**EXCERPT PROVIDED**
════════════════

Purpose of the Study:

  • To compare the predictive performance of logistic regression (LR), mixed-effect LR (mixLR), and XGBoost for unexpected deaths in LTC residents.
  • To identify reliable models for detecting facilities with potentially higher rates of unexpected mortality.
  • To establish a foundation for future comparisons of facility-level mortality differences.

Main Methods:

  • Retrospective cohort study utilizing Resident Assessment Instrument Minimum Data Set (RAI MDS) data from Ontario, Canada (April 2017-March 2018).
  • Application of LR, mixLR, and XGBoost algorithms to predict individual mortality within 5 to 95 days post-assessment.
  • Analysis of a cohort of 106,366 LTC residents, including 22,419 deaths.

Main Results:

  • XGBoost demonstrated superior calibration and discrimination (C-statistic 0.837) compared to mixLR (0.819) and LR (0.813).

════════════════

**MATERIAL SHOWN**
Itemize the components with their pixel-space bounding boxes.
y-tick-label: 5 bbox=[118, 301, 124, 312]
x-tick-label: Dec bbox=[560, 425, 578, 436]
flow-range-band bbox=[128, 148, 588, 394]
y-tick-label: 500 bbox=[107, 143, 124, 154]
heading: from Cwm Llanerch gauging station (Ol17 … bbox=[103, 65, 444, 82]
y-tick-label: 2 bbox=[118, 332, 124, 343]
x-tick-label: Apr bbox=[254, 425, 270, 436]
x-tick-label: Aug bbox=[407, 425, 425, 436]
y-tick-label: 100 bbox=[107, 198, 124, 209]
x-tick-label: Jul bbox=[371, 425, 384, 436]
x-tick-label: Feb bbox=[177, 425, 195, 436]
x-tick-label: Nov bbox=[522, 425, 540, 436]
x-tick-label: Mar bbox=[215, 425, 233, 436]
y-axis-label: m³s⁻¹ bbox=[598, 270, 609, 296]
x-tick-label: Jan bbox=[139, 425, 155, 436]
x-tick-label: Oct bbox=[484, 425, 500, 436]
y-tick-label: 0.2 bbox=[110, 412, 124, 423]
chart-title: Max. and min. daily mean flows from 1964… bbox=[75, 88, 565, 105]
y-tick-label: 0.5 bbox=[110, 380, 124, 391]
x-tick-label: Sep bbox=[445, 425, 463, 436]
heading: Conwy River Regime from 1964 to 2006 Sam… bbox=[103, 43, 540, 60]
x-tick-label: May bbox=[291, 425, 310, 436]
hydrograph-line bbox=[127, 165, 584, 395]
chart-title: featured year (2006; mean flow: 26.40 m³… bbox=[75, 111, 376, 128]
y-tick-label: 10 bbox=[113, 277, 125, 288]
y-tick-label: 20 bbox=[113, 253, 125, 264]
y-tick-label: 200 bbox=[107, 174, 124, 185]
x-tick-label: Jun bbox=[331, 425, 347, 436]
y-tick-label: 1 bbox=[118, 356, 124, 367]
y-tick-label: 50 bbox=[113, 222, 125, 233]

════════════════

**EXERCISE TASKS**
**A)** Answer these questions about the study summary on unexpected deaths in LTC residents, one line each:
(i) Which province's RAI MDS data did the study use, and for what period?
(ii) How many LTC residents were in the cohort, and how many of them died?
(iii) What C-statistic did XGBoost reach?
**B)** Carry on writing the study summary on unexpected deaths in LTC residents from the point where it stops.
The data has no role in any of this.

**RESULTS IN ORDER**
**A)**
(i) Ontario, Canada, from April 2017 to March 2018.
(ii) 106,366 residents, with 22,419 deaths.
(iii) 0.837.

**B)**
  • All models showed high correlation in predicting death (LR-mixLR: 0.979).
  • A combined model approach identified 210 unexpected deaths (0.9% of observed deaths) with low false positives.

Conclusions:

  • XGBoost offers enhanced predictive accuracy for unexpected deaths in long-term care settings.
  • Combining multiple predictive models can improve the detection of facilities with elevated unexpected mortality rates.
  • These models can support ongoing surveillance and quality assurance initiatives at multiple administrative levels.